• _Stated problem_
Drop every picture, then transcribe the remaining data exactly.

Start of Input material

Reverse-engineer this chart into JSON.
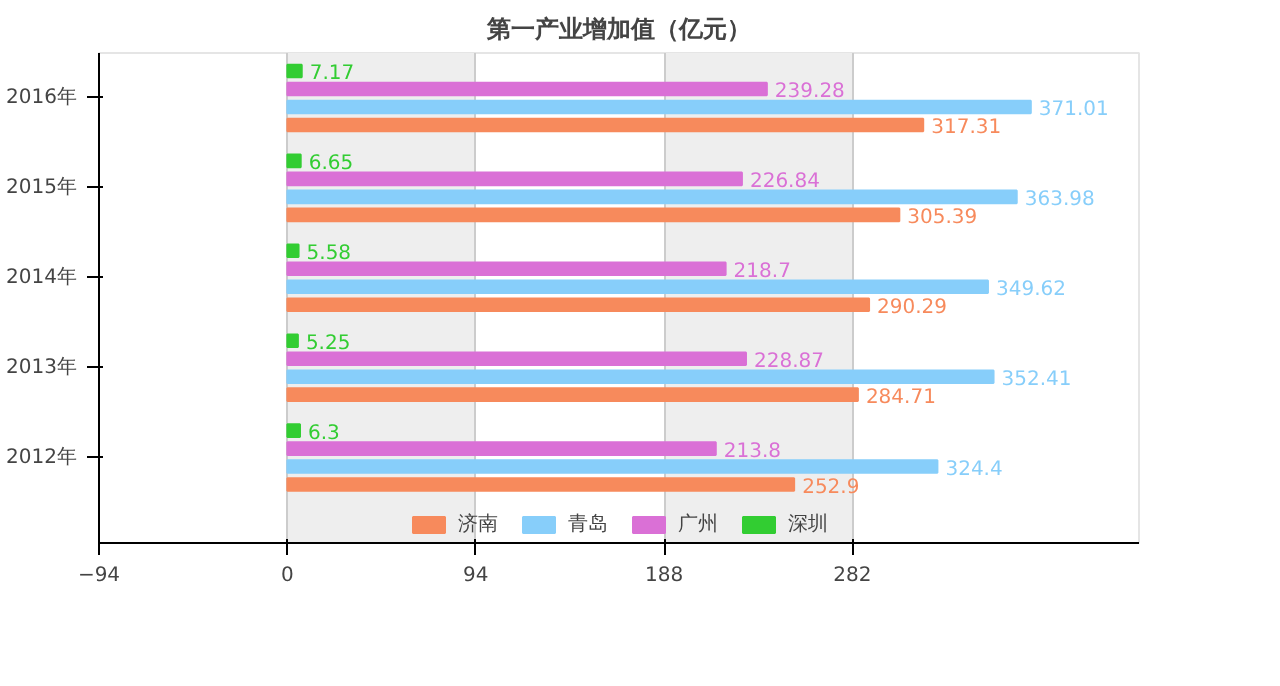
{
  "chart_data": {
    "type": "bar",
    "orientation": "horizontal",
    "title": "第一产业增加值（亿元）",
    "categories": [
      "2016年",
      "2015年",
      "2014年",
      "2013年",
      "2012年"
    ],
    "series": [
      {
        "name": "济南",
        "color": "#f78a5c",
        "values": [
          317.31,
          305.39,
          290.29,
          284.71,
          252.9
        ]
      },
      {
        "name": "青岛",
        "color": "#87cefa",
        "values": [
          371.01,
          363.98,
          349.62,
          352.41,
          324.4
        ]
      },
      {
        "name": "广州",
        "color": "#da70d6",
        "values": [
          239.28,
          226.84,
          218.7,
          228.87,
          213.8
        ]
      },
      {
        "name": "深圳",
        "color": "#32cd32",
        "values": [
          7.17,
          6.65,
          5.58,
          5.25,
          6.3
        ]
      }
    ],
    "xlim": [
      -94,
      425
    ],
    "xticks": [
      -94,
      0,
      94,
      188,
      282
    ],
    "grid": "x",
    "legend": "bottom",
    "data_labels": true
  }
}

End of Input material

• _Written response_
Reverse-engineer this chart into JSON.
{
  "chart_data": {
    "type": "bar",
    "orientation": "horizontal",
    "title": "第一产业增加值（亿元）",
    "categories": [
      "2016年",
      "2015年",
      "2014年",
      "2013年",
      "2012年"
    ],
    "series": [
      {
        "name": "济南",
        "color": "#f78a5c",
        "values": [
          317.31,
          305.39,
          290.29,
          284.71,
          252.9
        ]
      },
      {
        "name": "青岛",
        "color": "#87cefa",
        "values": [
          371.01,
          363.98,
          349.62,
          352.41,
          324.4
        ]
      },
      {
        "name": "广州",
        "color": "#da70d6",
        "values": [
          239.28,
          226.84,
          218.7,
          228.87,
          213.8
        ]
      },
      {
        "name": "深圳",
        "color": "#32cd32",
        "values": [
          7.17,
          6.65,
          5.58,
          5.25,
          6.3
        ]
      }
    ],
    "xlim": [
      -94,
      425
    ],
    "xticks": [
      -94,
      0,
      94,
      188,
      282
    ],
    "grid": "x",
    "legend": "bottom",
    "data_labels": true
  }
}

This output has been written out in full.